** Begin Exercise materials **
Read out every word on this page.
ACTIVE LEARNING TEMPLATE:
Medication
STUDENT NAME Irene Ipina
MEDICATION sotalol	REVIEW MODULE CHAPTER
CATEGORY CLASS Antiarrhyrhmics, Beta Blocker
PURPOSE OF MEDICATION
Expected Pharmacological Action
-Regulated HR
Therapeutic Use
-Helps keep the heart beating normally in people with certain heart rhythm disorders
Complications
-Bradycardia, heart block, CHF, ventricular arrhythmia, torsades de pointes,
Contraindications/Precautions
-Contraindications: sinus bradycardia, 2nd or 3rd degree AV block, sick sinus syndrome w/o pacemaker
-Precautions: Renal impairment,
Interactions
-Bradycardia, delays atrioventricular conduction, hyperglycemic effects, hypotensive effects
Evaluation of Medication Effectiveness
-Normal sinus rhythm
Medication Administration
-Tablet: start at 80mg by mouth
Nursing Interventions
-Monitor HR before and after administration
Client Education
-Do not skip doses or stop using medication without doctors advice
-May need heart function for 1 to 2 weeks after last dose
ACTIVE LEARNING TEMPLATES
** End Exercise materials **
** Begin Exercise materials **
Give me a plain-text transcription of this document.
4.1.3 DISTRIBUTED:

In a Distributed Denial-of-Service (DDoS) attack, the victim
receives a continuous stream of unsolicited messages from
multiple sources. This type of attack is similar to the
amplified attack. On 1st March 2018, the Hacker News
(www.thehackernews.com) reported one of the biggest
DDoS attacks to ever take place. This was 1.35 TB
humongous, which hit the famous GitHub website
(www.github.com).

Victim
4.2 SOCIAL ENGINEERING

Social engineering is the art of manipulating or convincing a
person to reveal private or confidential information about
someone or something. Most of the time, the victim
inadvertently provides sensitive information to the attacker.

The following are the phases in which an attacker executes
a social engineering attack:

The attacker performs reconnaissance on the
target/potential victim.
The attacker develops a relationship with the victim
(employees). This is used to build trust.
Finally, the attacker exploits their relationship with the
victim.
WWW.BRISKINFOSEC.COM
** End Exercise materials **
Problem details: Using the records above, list each line that includes "attacker".

Output of the task:
inadvertently provides sensitive information to the attacker.
The following are the phases in which an attacker executes
The attacker performs reconnaissance on the
The attacker develops a relationship with the victim
Finally, the attacker exploits their relationship with the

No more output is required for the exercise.